▶ SET TASK 1: Repeat the passage of the stablecoin conversation starting at "Erik:    Pippa, I" and ending at "not a scam?", word for word.

▶ PAGE EXCERPT:
Erik:    Pippa, I just realized that we should define stablecoins for any of our listeners who are not familiar with them. When you buy a unit of cryptocurrency like Bitcoin, when you buy a Bitcoin, you're buying a digital token which represents an ownership claim of one unit of digital currency system called Bitcoin. Its value comes from its marketing and its uniqueness or its scarcity, and it's the fixed money supply that's limited that gives it its value. When we talk about a stablecoin, what we're talking about is the same kind of digital token that works on a blockchain, but now it's giving you ownership of one share of something which is actually backed by US dollars. Hang on a second, Pippa, how well developed is the infrastructure behind these stablecoins? How well regulated, and how certain are we that there really are US dollars backing the stable coins, and it's not a scam?

Pippa:    These are all excellent questions. First, I think a way to think about it is effectively what the new legislation Congress has just passed calls for is for private institutions to issue their own stablecoins. So, imagine if a Citigroup or a Wells Fargo, or even in Costco, that they will send you stable coins, and then they'll be in your digital wallet. They'll just appear in the middle of the night, in an email, or you'll get some notification. The key thing is that we don't know what the value is going to be. We know that they'll be convertible on some basis, into US dollars. They may have more features of special deals you can do with that company by owning them, but the most important thing for me is that when banks issue them, it turns you as a depositor in a bank, from being a person at the bottom of the credit totem pole to one at the top. Now, why do you care about that? If a bank goes bust, currently, as a depositor, you're the last to get paid, and that's why we set up the FDIC, in order to protect the depositors up to $200,000 per account. But I think that, so Trump and Bessent think that there's still a lot of bad banks and bad debts, zombie assets left over from the financial crisis that only exist because of all the liquidity that got thrown into the markets. And if we could get rid of those, the economy would function better.

▶ SET TASK 2: Reproduce the rows exactly, starting at the first row and ending at the row that contains "110 336 164</box>".

▶ PROVIDED RECORDS:
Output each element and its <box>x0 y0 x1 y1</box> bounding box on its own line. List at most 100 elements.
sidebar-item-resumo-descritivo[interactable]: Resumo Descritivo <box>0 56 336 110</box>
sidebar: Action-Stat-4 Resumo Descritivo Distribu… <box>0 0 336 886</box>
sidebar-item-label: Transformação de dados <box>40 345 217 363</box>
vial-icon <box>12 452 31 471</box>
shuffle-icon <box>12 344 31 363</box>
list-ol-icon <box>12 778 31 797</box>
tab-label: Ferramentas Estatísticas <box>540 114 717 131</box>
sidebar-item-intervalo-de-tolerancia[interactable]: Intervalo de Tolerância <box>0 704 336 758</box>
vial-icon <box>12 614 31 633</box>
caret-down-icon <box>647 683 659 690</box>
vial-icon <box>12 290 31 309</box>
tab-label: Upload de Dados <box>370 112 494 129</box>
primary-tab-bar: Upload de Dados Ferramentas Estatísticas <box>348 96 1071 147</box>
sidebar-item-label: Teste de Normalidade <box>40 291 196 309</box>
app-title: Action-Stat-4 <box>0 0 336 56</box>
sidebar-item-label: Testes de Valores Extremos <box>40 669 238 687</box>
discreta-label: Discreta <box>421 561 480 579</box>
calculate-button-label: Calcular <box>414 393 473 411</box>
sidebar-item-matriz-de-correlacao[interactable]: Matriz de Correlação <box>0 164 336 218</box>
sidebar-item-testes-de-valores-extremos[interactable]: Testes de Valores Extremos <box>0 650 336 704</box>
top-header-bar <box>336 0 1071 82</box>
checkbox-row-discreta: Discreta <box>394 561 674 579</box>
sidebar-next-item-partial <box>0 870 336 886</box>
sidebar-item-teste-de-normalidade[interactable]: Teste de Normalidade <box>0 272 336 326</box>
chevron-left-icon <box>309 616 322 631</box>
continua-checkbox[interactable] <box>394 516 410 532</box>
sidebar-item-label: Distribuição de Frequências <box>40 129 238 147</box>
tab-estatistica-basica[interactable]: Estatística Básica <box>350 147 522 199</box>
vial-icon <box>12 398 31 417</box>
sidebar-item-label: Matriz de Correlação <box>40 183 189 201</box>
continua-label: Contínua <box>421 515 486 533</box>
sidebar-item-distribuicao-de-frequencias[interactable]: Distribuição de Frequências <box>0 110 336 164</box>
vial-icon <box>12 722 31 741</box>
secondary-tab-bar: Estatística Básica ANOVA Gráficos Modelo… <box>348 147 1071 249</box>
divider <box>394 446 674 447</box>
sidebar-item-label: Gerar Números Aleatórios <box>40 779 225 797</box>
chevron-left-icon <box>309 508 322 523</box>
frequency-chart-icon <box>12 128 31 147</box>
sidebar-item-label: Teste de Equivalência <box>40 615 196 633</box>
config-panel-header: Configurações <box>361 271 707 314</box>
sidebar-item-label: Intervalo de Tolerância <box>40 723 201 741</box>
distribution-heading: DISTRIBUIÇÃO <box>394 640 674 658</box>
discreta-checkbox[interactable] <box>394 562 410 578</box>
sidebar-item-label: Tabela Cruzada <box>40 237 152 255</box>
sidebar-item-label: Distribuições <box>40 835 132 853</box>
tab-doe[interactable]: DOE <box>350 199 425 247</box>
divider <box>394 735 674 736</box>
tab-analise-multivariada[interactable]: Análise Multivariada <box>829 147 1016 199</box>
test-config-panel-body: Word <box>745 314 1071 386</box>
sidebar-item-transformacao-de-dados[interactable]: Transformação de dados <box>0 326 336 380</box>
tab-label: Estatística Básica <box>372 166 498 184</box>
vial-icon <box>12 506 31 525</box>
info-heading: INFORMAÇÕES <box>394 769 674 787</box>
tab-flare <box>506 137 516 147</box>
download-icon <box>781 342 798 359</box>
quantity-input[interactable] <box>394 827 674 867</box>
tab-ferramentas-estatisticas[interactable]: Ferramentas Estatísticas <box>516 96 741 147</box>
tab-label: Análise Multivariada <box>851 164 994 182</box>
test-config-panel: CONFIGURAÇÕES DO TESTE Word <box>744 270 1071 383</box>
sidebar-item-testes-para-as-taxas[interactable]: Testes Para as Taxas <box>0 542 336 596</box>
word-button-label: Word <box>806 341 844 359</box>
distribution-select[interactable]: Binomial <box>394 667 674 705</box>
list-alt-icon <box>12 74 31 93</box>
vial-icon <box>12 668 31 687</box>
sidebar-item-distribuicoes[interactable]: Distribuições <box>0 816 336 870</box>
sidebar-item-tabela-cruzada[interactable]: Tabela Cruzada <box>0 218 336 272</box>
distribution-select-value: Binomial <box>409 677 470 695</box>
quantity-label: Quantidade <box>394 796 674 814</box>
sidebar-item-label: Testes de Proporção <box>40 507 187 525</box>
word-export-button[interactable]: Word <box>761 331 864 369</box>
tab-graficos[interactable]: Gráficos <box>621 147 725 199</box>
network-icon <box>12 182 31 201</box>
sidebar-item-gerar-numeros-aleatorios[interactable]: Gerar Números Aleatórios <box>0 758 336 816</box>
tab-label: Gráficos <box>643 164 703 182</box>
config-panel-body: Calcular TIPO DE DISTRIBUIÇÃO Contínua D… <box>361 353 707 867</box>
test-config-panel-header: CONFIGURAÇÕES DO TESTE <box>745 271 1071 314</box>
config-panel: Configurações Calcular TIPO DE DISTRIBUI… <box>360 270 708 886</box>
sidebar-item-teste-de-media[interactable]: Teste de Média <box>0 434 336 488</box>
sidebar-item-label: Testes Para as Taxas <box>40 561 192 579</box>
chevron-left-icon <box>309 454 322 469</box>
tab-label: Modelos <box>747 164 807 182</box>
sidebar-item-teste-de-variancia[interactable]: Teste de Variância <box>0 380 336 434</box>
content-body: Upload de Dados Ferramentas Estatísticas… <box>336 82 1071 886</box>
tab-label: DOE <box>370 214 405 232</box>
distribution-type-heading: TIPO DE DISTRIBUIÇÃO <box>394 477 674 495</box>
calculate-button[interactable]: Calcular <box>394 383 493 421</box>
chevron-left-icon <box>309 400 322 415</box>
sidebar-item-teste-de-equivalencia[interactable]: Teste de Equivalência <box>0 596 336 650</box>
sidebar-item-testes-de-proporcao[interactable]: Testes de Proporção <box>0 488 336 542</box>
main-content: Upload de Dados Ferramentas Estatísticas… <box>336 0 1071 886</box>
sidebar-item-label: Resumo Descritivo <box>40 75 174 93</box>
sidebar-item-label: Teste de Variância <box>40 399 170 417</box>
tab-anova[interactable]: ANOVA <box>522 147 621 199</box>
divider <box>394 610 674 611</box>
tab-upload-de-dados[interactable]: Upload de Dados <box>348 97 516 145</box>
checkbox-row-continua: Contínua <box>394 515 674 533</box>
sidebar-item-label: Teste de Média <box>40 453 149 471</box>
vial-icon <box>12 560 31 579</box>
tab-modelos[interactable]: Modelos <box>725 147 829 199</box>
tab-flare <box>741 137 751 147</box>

▶ CORRECT ANSWER 1:
Erik:    Pippa, I just realized that we should define stablecoins for any of our listeners who are not familiar with them. When you buy a unit of cryptocurrency like Bitcoin, when you buy a Bitcoin, you're buying a digital token which represents an ownership claim of one unit of digital currency system called Bitcoin. Its value comes from its marketing and its uniqueness or its scarcity, and it's the fixed money supply that's limited that gives it its value. When we talk about a stablecoin, what we're talking about is the same kind of digital token that works on a blockchain, but now it's giving you ownership of one share of something which is actually backed by US dollars. Hang on a second, Pippa, how well developed is the infrastructure behind these stablecoins? How well regulated, and how certain are we that there really are US dollars backing the stable coins, and it's not a scam?

▶ CORRECT ANSWER 2:
Output each element and its <box>x0 y0 x1 y1</box> bounding box on its own line. List at most 100 elements.
sidebar-item-resumo-descritivo[interactable]: Resumo Descritivo <box>0 56 336 110</box>
sidebar: Action-Stat-4 Resumo Descritivo Distribu… <box>0 0 336 886</box>
sidebar-item-label: Transformação de dados <box>40 345 217 363</box>
vial-icon <box>12 452 31 471</box>
shuffle-icon <box>12 344 31 363</box>
list-ol-icon <box>12 778 31 797</box>
tab-label: Ferramentas Estatísticas <box>540 114 717 131</box>
sidebar-item-intervalo-de-tolerancia[interactable]: Intervalo de Tolerância <box>0 704 336 758</box>
vial-icon <box>12 614 31 633</box>
caret-down-icon <box>647 683 659 690</box>
vial-icon <box>12 290 31 309</box>
tab-label: Upload de Dados <box>370 112 494 129</box>
primary-tab-bar: Upload de Dados Ferramentas Estatísticas <box>348 96 1071 147</box>
sidebar-item-label: Teste de Normalidade <box>40 291 196 309</box>
app-title: Action-Stat-4 <box>0 0 336 56</box>
sidebar-item-label: Testes de Valores Extremos <box>40 669 238 687</box>
discreta-label: Discreta <box>421 561 480 579</box>
calculate-button-label: Calcular <box>414 393 473 411</box>
sidebar-item-matriz-de-correlacao[interactable]: Matriz de Correlação <box>0 164 336 218</box>
sidebar-item-testes-de-valores-extremos[interactable]: Testes de Valores Extremos <box>0 650 336 704</box>
top-header-bar <box>336 0 1071 82</box>
checkbox-row-discreta: Discreta <box>394 561 674 579</box>
sidebar-next-item-partial <box>0 870 336 886</box>
sidebar-item-teste-de-normalidade[interactable]: Teste de Normalidade <box>0 272 336 326</box>
chevron-left-icon <box>309 616 322 631</box>
continua-checkbox[interactable] <box>394 516 410 532</box>
sidebar-item-label: Distribuição de Frequências <box>40 129 238 147</box>
tab-estatistica-basica[interactable]: Estatística Básica <box>350 147 522 199</box>
vial-icon <box>12 398 31 417</box>
sidebar-item-label: Matriz de Correlação <box>40 183 189 201</box>
continua-label: Contínua <box>421 515 486 533</box>
sidebar-item-distribuicao-de-frequencias[interactable]: Distribuição de Frequências <box>0 110 336 164</box>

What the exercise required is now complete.